== Record set ==

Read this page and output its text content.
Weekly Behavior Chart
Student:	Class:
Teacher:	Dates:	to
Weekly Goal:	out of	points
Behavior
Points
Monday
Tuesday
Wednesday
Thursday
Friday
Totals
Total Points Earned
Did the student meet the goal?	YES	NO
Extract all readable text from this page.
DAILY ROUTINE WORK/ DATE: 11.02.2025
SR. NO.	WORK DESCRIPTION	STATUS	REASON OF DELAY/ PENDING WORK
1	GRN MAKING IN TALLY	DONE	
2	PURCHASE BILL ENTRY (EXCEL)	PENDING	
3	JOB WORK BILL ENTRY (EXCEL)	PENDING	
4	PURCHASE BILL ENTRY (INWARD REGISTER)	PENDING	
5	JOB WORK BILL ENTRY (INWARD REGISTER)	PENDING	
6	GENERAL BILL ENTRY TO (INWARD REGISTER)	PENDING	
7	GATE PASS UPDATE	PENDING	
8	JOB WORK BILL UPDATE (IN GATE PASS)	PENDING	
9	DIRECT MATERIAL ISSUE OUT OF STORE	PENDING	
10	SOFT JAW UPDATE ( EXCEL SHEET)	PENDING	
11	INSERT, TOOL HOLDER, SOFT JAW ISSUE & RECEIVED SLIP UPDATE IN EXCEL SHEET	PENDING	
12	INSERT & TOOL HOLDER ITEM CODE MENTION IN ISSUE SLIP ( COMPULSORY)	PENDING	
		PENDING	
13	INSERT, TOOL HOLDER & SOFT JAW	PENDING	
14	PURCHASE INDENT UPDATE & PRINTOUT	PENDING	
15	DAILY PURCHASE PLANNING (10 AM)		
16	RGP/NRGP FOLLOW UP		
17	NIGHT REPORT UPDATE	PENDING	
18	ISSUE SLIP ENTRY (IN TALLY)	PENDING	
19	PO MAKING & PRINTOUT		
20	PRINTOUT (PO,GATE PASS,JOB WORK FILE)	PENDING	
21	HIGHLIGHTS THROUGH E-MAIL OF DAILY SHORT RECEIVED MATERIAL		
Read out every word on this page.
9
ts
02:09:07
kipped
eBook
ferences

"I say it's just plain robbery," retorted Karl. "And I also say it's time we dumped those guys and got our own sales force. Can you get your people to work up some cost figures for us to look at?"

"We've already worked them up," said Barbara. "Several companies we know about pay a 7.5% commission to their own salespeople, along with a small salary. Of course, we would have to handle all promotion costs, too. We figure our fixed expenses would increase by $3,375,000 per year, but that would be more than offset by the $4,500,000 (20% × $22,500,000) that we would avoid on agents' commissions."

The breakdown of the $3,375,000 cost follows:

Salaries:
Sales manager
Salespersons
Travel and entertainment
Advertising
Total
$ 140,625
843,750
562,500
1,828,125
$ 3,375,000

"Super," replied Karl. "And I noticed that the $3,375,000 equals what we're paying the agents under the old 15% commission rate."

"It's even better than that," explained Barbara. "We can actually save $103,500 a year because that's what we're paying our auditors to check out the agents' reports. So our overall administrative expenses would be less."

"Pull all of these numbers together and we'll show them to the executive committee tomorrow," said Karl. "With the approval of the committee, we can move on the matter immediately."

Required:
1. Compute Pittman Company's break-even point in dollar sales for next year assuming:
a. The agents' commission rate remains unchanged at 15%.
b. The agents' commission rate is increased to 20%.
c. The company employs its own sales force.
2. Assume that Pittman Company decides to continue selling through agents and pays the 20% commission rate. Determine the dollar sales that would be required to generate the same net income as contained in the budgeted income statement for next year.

===

Work required: Pull every line containing "this" from the material above.

Complete answer:
Read this page and output its text content.
Extract all readable text from this page.
Read out every word on this page.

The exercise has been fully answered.